### Objective
Write out the entries below once more, exactly, with the pictures left out.

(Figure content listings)
+--

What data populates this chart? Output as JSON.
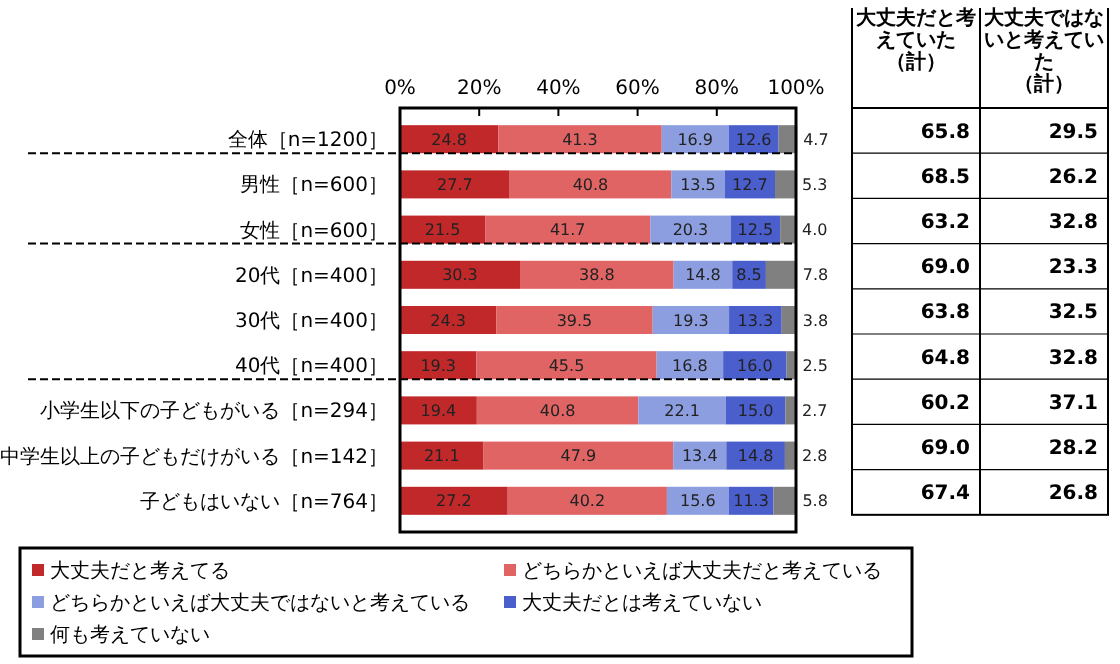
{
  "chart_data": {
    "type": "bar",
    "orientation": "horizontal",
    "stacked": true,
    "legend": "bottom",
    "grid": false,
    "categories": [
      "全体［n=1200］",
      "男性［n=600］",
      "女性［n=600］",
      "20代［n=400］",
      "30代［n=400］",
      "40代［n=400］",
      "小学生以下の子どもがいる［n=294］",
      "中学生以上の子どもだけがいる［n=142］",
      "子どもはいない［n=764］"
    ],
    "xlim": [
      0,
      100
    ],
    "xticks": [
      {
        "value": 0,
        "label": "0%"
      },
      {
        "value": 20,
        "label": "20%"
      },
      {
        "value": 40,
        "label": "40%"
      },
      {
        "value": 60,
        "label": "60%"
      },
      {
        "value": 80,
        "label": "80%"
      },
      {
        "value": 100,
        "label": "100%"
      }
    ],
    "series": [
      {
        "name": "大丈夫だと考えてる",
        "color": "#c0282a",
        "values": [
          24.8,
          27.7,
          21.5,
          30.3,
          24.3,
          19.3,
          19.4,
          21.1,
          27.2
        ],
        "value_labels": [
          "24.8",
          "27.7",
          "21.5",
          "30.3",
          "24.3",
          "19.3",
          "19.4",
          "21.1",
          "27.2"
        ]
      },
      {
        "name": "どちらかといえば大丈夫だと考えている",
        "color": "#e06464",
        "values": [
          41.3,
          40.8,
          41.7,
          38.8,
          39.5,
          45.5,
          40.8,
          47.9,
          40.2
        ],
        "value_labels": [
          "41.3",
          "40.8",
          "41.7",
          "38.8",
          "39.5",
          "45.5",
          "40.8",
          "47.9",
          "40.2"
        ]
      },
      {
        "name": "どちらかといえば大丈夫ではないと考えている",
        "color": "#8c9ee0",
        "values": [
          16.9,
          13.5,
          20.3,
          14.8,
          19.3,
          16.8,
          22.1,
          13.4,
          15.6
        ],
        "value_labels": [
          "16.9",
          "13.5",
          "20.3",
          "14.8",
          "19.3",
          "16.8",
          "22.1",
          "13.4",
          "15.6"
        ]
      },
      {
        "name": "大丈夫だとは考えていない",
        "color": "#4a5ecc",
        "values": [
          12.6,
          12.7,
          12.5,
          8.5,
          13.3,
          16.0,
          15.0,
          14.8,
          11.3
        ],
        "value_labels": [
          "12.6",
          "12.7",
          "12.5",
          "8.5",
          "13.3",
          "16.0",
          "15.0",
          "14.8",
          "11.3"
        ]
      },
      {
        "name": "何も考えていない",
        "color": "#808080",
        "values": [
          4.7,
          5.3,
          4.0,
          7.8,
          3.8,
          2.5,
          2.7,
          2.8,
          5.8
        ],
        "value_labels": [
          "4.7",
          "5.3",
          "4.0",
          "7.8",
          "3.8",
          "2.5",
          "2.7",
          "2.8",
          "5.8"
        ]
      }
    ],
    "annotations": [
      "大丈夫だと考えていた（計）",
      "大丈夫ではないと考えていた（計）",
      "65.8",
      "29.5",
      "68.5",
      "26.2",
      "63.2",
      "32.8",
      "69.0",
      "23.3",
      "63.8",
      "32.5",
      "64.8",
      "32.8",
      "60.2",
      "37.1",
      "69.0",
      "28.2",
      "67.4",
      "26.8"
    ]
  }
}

+--

### Complete answer
What data populates this chart? Output as JSON.
{
  "chart_data": {
    "type": "bar",
    "orientation": "horizontal",
    "stacked": true,
    "legend": "bottom",
    "grid": false,
    "categories": [
      "全体［n=1200］",
      "男性［n=600］",
      "女性［n=600］",
      "20代［n=400］",
      "30代［n=400］",
      "40代［n=400］",
      "小学生以下の子どもがいる［n=294］",
      "中学生以上の子どもだけがいる［n=142］",
      "子どもはいない［n=764］"
    ],
    "xlim": [
      0,
      100
    ],
    "xticks": [
      {
        "value": 0,
        "label": "0%"
      },
      {
        "value": 20,
        "label": "20%"
      },
      {
        "value": 40,
        "label": "40%"
      },
      {
        "value": 60,
        "label": "60%"
      },
      {
        "value": 80,
        "label": "80%"
      },
      {
        "value": 100,
        "label": "100%"
      }
    ],
    "series": [
      {
        "name": "大丈夫だと考えてる",
        "color": "#c0282a",
        "values": [
          24.8,
          27.7,
          21.5,
          30.3,
          24.3,
          19.3,
          19.4,
          21.1,
          27.2
        ],
        "value_labels": [
          "24.8",
          "27.7",
          "21.5",
          "30.3",
          "24.3",
          "19.3",
          "19.4",
          "21.1",
          "27.2"
        ]
      },
      {
        "name": "どちらかといえば大丈夫だと考えている",
        "color": "#e06464",
        "values": [
          41.3,
          40.8,
          41.7,
          38.8,
          39.5,
          45.5,
          40.8,
          47.9,
          40.2
        ],
        "value_labels": [
          "41.3",
          "40.8",
          "41.7",
          "38.8",
          "39.5",
          "45.5",
          "40.8",
          "47.9",
          "40.2"
        ]
      },
      {
        "name": "どちらかといえば大丈夫ではないと考えている",
        "color": "#8c9ee0",
        "values": [
          16.9,
          13.5,
          20.3,
          14.8,
          19.3,
          16.8,
          22.1,
          13.4,
          15.6
        ],
        "value_labels": [
          "16.9",
          "13.5",
          "20.3",
          "14.8",
          "19.3",
          "16.8",
          "22.1",
          "13.4",
          "15.6"
        ]
      },
      {
        "name": "大丈夫だとは考えていない",
        "color": "#4a5ecc",
        "values": [
          12.6,
          12.7,
          12.5,
          8.5,
          13.3,
          16.0,
          15.0,
          14.8,
          11.3
        ],
        "value_labels": [
          "12.6",
          "12.7",
          "12.5",
          "8.5",
          "13.3",
          "16.0",
          "15.0",
          "14.8",
          "11.3"
        ]
      },
      {
        "name": "何も考えていない",
        "color": "#808080",
        "values": [
          4.7,
          5.3,
          4.0,
          7.8,
          3.8,
          2.5,
          2.7,
          2.8,
          5.8
        ],
        "value_labels": [
          "4.7",
          "5.3",
          "4.0",
          "7.8",
          "3.8",
          "2.5",
          "2.7",
          "2.8",
          "5.8"
        ]
      }
    ],
    "annotations": [
      "大丈夫だと考えていた（計）",
      "大丈夫ではないと考えていた（計）",
      "65.8",
      "29.5",
      "68.5",
      "26.2",
      "63.2",
      "32.8",
      "69.0",
      "23.3",
      "63.8",
      "32.5",
      "64.8",
      "32.8",
      "60.2",
      "37.1",
      "69.0",
      "28.2",
      "67.4",
      "26.8"
    ]
  }
}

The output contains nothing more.